(What to produce): Search the material for the word "title" and report each line where it turns up.

(Dataset rows about figures)
+ + + + + + +

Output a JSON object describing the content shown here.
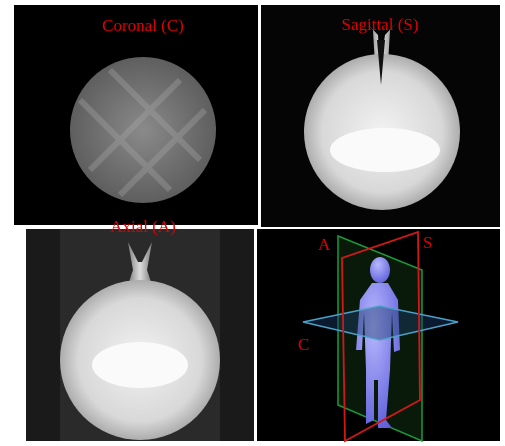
{
  "panels": [
    {
      "label": "Coronal (C)"
    },
    {
      "label": "Sagittal (S)"
    },
    {
      "label": "Axial (A)"
    }
  ],
  "diagram": {
    "labels": [
      "A",
      "S",
      "C"
    ]
  }
}
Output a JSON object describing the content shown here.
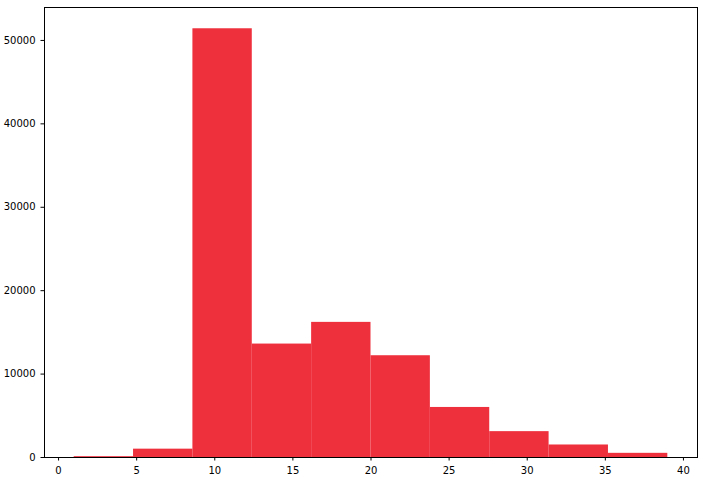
{
  "chart_data": {
    "type": "histogram",
    "bins": [
      1,
      4.8,
      8.6,
      12.4,
      16.2,
      20,
      23.8,
      27.6,
      31.4,
      35.2,
      39
    ],
    "values": [
      100,
      1000,
      51400,
      13600,
      16200,
      12200,
      6000,
      3100,
      1500,
      500
    ],
    "color": "#ee2f3c",
    "xlim": [
      -0.9,
      40.9
    ],
    "xticks": [
      0,
      5,
      10,
      15,
      20,
      25,
      30,
      35,
      40
    ],
    "ylim": [
      0,
      53950
    ],
    "yticks": [
      0,
      10000,
      20000,
      30000,
      40000,
      50000
    ],
    "grid": false
  }
}
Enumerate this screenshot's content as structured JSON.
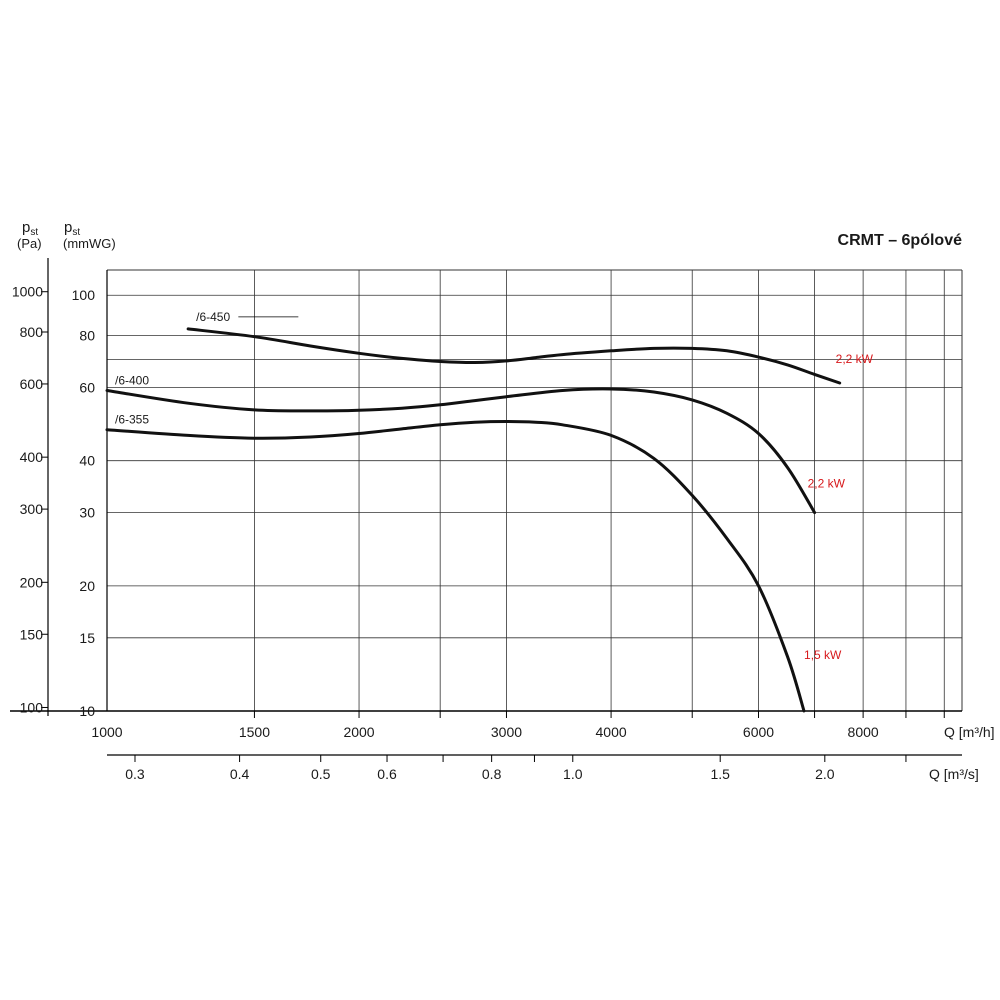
{
  "chart_data": {
    "type": "line",
    "title": "CRMT – 6pólové",
    "y_axis_pa": {
      "label_main": "p",
      "label_sub": "st",
      "unit": "(Pa)",
      "ticks": [
        {
          "label": "1000",
          "value": 1000
        },
        {
          "label": "800",
          "value": 800
        },
        {
          "label": "600",
          "value": 600
        },
        {
          "label": "400",
          "value": 400
        },
        {
          "label": "300",
          "value": 300
        },
        {
          "label": "200",
          "value": 200
        },
        {
          "label": "150",
          "value": 150
        },
        {
          "label": "100",
          "value": 100
        }
      ]
    },
    "y_axis_mmwg": {
      "label_main": "p",
      "label_sub": "st",
      "unit": "(mmWG)",
      "scale": "log",
      "ylim": [
        10,
        115
      ],
      "ticks": [
        {
          "label": "100",
          "value": 100
        },
        {
          "label": "80",
          "value": 80
        },
        {
          "label": "60",
          "value": 60
        },
        {
          "label": "40",
          "value": 40
        },
        {
          "label": "30",
          "value": 30
        },
        {
          "label": "20",
          "value": 20
        },
        {
          "label": "15",
          "value": 15
        },
        {
          "label": "10",
          "value": 10
        }
      ],
      "gridlines": [
        10,
        15,
        20,
        30,
        40,
        60,
        70,
        80,
        100
      ]
    },
    "x_axis_m3h": {
      "label": "Q [m³/h]",
      "scale": "log",
      "xlim": [
        1000,
        10500
      ],
      "ticks": [
        {
          "label": "1000",
          "value": 1000
        },
        {
          "label": "1500",
          "value": 1500
        },
        {
          "label": "2000",
          "value": 2000
        },
        {
          "label": "3000",
          "value": 3000
        },
        {
          "label": "4000",
          "value": 4000
        },
        {
          "label": "6000",
          "value": 6000
        },
        {
          "label": "8000",
          "value": 8000
        }
      ],
      "gridlines": [
        1500,
        2000,
        2500,
        3000,
        4000,
        5000,
        6000,
        7000,
        8000,
        9000,
        10000
      ]
    },
    "x_axis_m3s": {
      "label": "Q [m³/s]",
      "ticks": [
        {
          "label": "0.3",
          "value": 0.3
        },
        {
          "label": "0.4",
          "value": 0.4
        },
        {
          "label": "0.5",
          "value": 0.5
        },
        {
          "label": "0.6",
          "value": 0.6
        },
        {
          "label": "0.8",
          "value": 0.8
        },
        {
          "label": "1.0",
          "value": 1.0
        },
        {
          "label": "1.5",
          "value": 1.5
        },
        {
          "label": "2.0",
          "value": 2.0
        }
      ],
      "minor_ticks": [
        0.7,
        0.9,
        2.5
      ]
    },
    "series": [
      {
        "name": "/6-450",
        "power": "2,2 kW",
        "x": [
          1250,
          1500,
          1750,
          2000,
          2250,
          2500,
          2750,
          3000,
          3250,
          3500,
          4000,
          4500,
          5000,
          5500,
          6000,
          6500,
          7000,
          7500
        ],
        "y": [
          83,
          79.5,
          75.5,
          72.5,
          70.5,
          69.3,
          68.9,
          69.5,
          70.8,
          72,
          73.5,
          74.5,
          74.5,
          73.5,
          71,
          68,
          64.5,
          61.5
        ]
      },
      {
        "name": "/6-400",
        "power": "2,2 kW",
        "x": [
          1000,
          1250,
          1500,
          1750,
          2000,
          2250,
          2500,
          2750,
          3000,
          3500,
          4000,
          4500,
          5000,
          5500,
          6000,
          6500,
          7000
        ],
        "y": [
          59,
          55,
          53,
          52.7,
          52.9,
          53.5,
          54.5,
          55.8,
          57,
          59,
          59.5,
          58.5,
          56,
          52,
          46.5,
          38.5,
          30
        ]
      },
      {
        "name": "/6-355",
        "power": "1,5 kW",
        "x": [
          1000,
          1250,
          1500,
          1750,
          2000,
          2250,
          2500,
          2750,
          3000,
          3250,
          3500,
          4000,
          4500,
          5000,
          5500,
          6000,
          6500,
          6800
        ],
        "y": [
          47.5,
          46,
          45.3,
          45.6,
          46.5,
          47.7,
          48.8,
          49.5,
          49.7,
          49.5,
          48.8,
          46,
          40.5,
          33,
          26,
          20,
          13.5,
          10
        ]
      }
    ],
    "colors": {
      "curve": "#111111",
      "grid": "#333333",
      "power_label": "#d7191c"
    },
    "grid": true
  }
}
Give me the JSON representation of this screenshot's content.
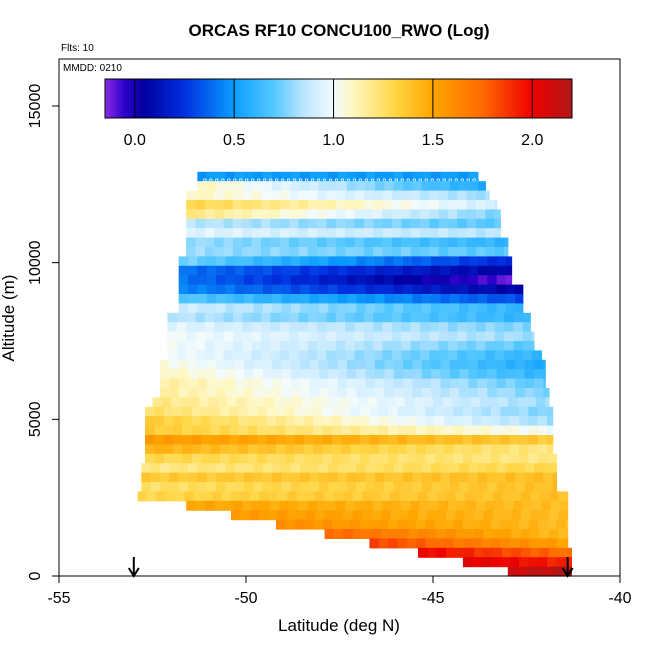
{
  "chart_data": {
    "type": "heatmap",
    "title": "ORCAS RF10 CONCU100_RWO (Log)",
    "flights_label": "Flts: 10",
    "date_label": "MMDD: 0210",
    "xlabel": "Latitude (deg N)",
    "ylabel": "Altitude (m)",
    "xlim": [
      -55,
      -40
    ],
    "ylim": [
      0,
      16500
    ],
    "x_ticks": [
      -55,
      -50,
      -45,
      -40
    ],
    "x_tick_labels": [
      "-55",
      "-50",
      "-45",
      "-40"
    ],
    "y_ticks": [
      0,
      5000,
      10000,
      15000
    ],
    "y_tick_labels": [
      "0",
      "5000",
      "10000",
      "15000"
    ],
    "colorbar": {
      "range": [
        -0.15,
        2.2
      ],
      "ticks": [
        0.0,
        0.5,
        1.0,
        1.5,
        2.0
      ],
      "tick_labels": [
        "0.0",
        "0.5",
        "1.0",
        "1.5",
        "2.0"
      ],
      "stops": [
        {
          "v": -0.15,
          "c": "#8a2be2"
        },
        {
          "v": -0.05,
          "c": "#2a00c8"
        },
        {
          "v": 0.05,
          "c": "#0000a0"
        },
        {
          "v": 0.25,
          "c": "#0030e0"
        },
        {
          "v": 0.5,
          "c": "#0a9eff"
        },
        {
          "v": 0.7,
          "c": "#55c8ff"
        },
        {
          "v": 0.85,
          "c": "#bde6ff"
        },
        {
          "v": 1.0,
          "c": "#f2fbff"
        },
        {
          "v": 1.1,
          "c": "#fff7c0"
        },
        {
          "v": 1.3,
          "c": "#ffd84a"
        },
        {
          "v": 1.5,
          "c": "#ffa500"
        },
        {
          "v": 1.75,
          "c": "#ff6a00"
        },
        {
          "v": 2.0,
          "c": "#ee0000"
        },
        {
          "v": 2.2,
          "c": "#b01818"
        }
      ]
    },
    "layers": [
      {
        "alt_min": 12600,
        "alt_max": 12900,
        "lat_min": -51.3,
        "lat_max": -43.8,
        "v_south": 0.5,
        "v_north": 0.5
      },
      {
        "alt_min": 12300,
        "alt_max": 12600,
        "lat_min": -51.3,
        "lat_max": -43.6,
        "v_south": 1.1,
        "v_north": 0.55
      },
      {
        "alt_min": 12000,
        "alt_max": 12300,
        "lat_min": -51.6,
        "lat_max": -43.5,
        "v_south": 1.1,
        "v_north": 0.8
      },
      {
        "alt_min": 11700,
        "alt_max": 12000,
        "lat_min": -51.6,
        "lat_max": -43.3,
        "v_south": 1.3,
        "v_north": 0.9
      },
      {
        "alt_min": 11400,
        "alt_max": 11700,
        "lat_min": -51.6,
        "lat_max": -43.2,
        "v_south": 1.2,
        "v_north": 0.75
      },
      {
        "alt_min": 11100,
        "alt_max": 11400,
        "lat_min": -51.6,
        "lat_max": -43.2,
        "v_south": 0.85,
        "v_north": 0.7
      },
      {
        "alt_min": 10800,
        "alt_max": 11100,
        "lat_min": -51.6,
        "lat_max": -43.2,
        "v_south": 0.95,
        "v_north": 0.85
      },
      {
        "alt_min": 10500,
        "alt_max": 10800,
        "lat_min": -51.6,
        "lat_max": -43.0,
        "v_south": 0.8,
        "v_north": 0.6
      },
      {
        "alt_min": 10200,
        "alt_max": 10500,
        "lat_min": -51.6,
        "lat_max": -43.0,
        "v_south": 0.8,
        "v_north": 0.7
      },
      {
        "alt_min": 9900,
        "alt_max": 10200,
        "lat_min": -51.8,
        "lat_max": -42.9,
        "v_south": 0.75,
        "v_north": 0.2
      },
      {
        "alt_min": 9600,
        "alt_max": 9900,
        "lat_min": -51.8,
        "lat_max": -42.9,
        "v_south": 0.4,
        "v_north": 0.05
      },
      {
        "alt_min": 9300,
        "alt_max": 9600,
        "lat_min": -51.8,
        "lat_max": -42.9,
        "v_south": 0.4,
        "v_north": -0.12
      },
      {
        "alt_min": 9000,
        "alt_max": 9300,
        "lat_min": -51.8,
        "lat_max": -42.6,
        "v_south": 0.45,
        "v_north": 0.05
      },
      {
        "alt_min": 8700,
        "alt_max": 9000,
        "lat_min": -51.8,
        "lat_max": -42.6,
        "v_south": 0.7,
        "v_north": 0.3
      },
      {
        "alt_min": 8400,
        "alt_max": 8700,
        "lat_min": -51.8,
        "lat_max": -42.6,
        "v_south": 0.9,
        "v_north": 0.6
      },
      {
        "alt_min": 8100,
        "alt_max": 8400,
        "lat_min": -52.1,
        "lat_max": -42.4,
        "v_south": 0.85,
        "v_north": 0.6
      },
      {
        "alt_min": 7800,
        "alt_max": 8100,
        "lat_min": -52.1,
        "lat_max": -42.4,
        "v_south": 0.95,
        "v_north": 0.75
      },
      {
        "alt_min": 7500,
        "alt_max": 7800,
        "lat_min": -52.1,
        "lat_max": -42.3,
        "v_south": 1.0,
        "v_north": 0.8
      },
      {
        "alt_min": 7200,
        "alt_max": 7500,
        "lat_min": -52.1,
        "lat_max": -42.3,
        "v_south": 1.0,
        "v_north": 0.7
      },
      {
        "alt_min": 6900,
        "alt_max": 7200,
        "lat_min": -52.1,
        "lat_max": -42.1,
        "v_south": 1.0,
        "v_north": 0.6
      },
      {
        "alt_min": 6600,
        "alt_max": 6900,
        "lat_min": -52.3,
        "lat_max": -42.0,
        "v_south": 1.05,
        "v_north": 0.55
      },
      {
        "alt_min": 6300,
        "alt_max": 6600,
        "lat_min": -52.3,
        "lat_max": -42.0,
        "v_south": 1.1,
        "v_north": 0.6
      },
      {
        "alt_min": 6000,
        "alt_max": 6300,
        "lat_min": -52.3,
        "lat_max": -42.0,
        "v_south": 1.15,
        "v_north": 0.7
      },
      {
        "alt_min": 5700,
        "alt_max": 6000,
        "lat_min": -52.3,
        "lat_max": -41.9,
        "v_south": 1.15,
        "v_north": 0.75
      },
      {
        "alt_min": 5400,
        "alt_max": 5700,
        "lat_min": -52.5,
        "lat_max": -41.9,
        "v_south": 1.2,
        "v_north": 0.8
      },
      {
        "alt_min": 5100,
        "alt_max": 5400,
        "lat_min": -52.7,
        "lat_max": -41.8,
        "v_south": 1.25,
        "v_north": 0.75
      },
      {
        "alt_min": 4800,
        "alt_max": 5100,
        "lat_min": -52.7,
        "lat_max": -41.8,
        "v_south": 1.35,
        "v_north": 0.8
      },
      {
        "alt_min": 4500,
        "alt_max": 4800,
        "lat_min": -52.7,
        "lat_max": -41.8,
        "v_south": 1.35,
        "v_north": 1.0
      },
      {
        "alt_min": 4200,
        "alt_max": 4500,
        "lat_min": -52.7,
        "lat_max": -41.8,
        "v_south": 1.55,
        "v_north": 1.35
      },
      {
        "alt_min": 3900,
        "alt_max": 4200,
        "lat_min": -52.7,
        "lat_max": -41.8,
        "v_south": 1.45,
        "v_north": 1.2
      },
      {
        "alt_min": 3600,
        "alt_max": 3900,
        "lat_min": -52.7,
        "lat_max": -41.7,
        "v_south": 1.3,
        "v_north": 1.2
      },
      {
        "alt_min": 3300,
        "alt_max": 3600,
        "lat_min": -52.8,
        "lat_max": -41.7,
        "v_south": 1.2,
        "v_north": 1.3
      },
      {
        "alt_min": 3000,
        "alt_max": 3300,
        "lat_min": -52.8,
        "lat_max": -41.7,
        "v_south": 1.35,
        "v_north": 1.4
      },
      {
        "alt_min": 2700,
        "alt_max": 3000,
        "lat_min": -52.8,
        "lat_max": -41.7,
        "v_south": 1.25,
        "v_north": 1.4
      },
      {
        "alt_min": 2400,
        "alt_max": 2700,
        "lat_min": -52.9,
        "lat_max": -41.4,
        "v_south": 1.3,
        "v_north": 1.4
      },
      {
        "alt_min": 2100,
        "alt_max": 2400,
        "lat_min": -51.6,
        "lat_max": -41.4,
        "v_south": 1.5,
        "v_north": 1.4
      },
      {
        "alt_min": 1800,
        "alt_max": 2100,
        "lat_min": -50.4,
        "lat_max": -41.4,
        "v_south": 1.55,
        "v_north": 1.4
      },
      {
        "alt_min": 1500,
        "alt_max": 1800,
        "lat_min": -49.2,
        "lat_max": -41.4,
        "v_south": 1.6,
        "v_north": 1.4
      },
      {
        "alt_min": 1200,
        "alt_max": 1500,
        "lat_min": -47.9,
        "lat_max": -41.4,
        "v_south": 1.75,
        "v_north": 1.4
      },
      {
        "alt_min": 900,
        "alt_max": 1200,
        "lat_min": -46.7,
        "lat_max": -41.4,
        "v_south": 1.85,
        "v_north": 1.5
      },
      {
        "alt_min": 600,
        "alt_max": 900,
        "lat_min": -45.4,
        "lat_max": -41.3,
        "v_south": 2.0,
        "v_north": 1.7
      },
      {
        "alt_min": 300,
        "alt_max": 600,
        "lat_min": -44.2,
        "lat_max": -41.3,
        "v_south": 2.05,
        "v_north": 1.9
      },
      {
        "alt_min": 0,
        "alt_max": 300,
        "lat_min": -43.0,
        "lat_max": -41.3,
        "v_south": 2.1,
        "v_north": 2.2
      }
    ],
    "markers": [
      {
        "label": "start",
        "lat": -53.0
      },
      {
        "label": "end",
        "lat": -41.4
      }
    ]
  }
}
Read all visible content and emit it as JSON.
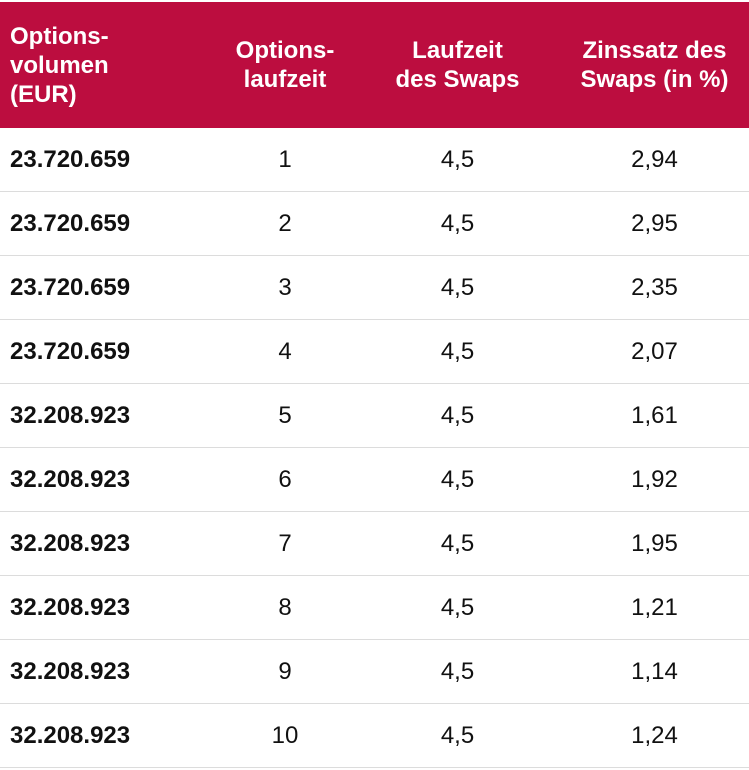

+ + + + + + +

(Result below):
    "title": "CRMT – 6pólové",
    "title": "ORCAS RF10 CONCU100_RWO (Log)",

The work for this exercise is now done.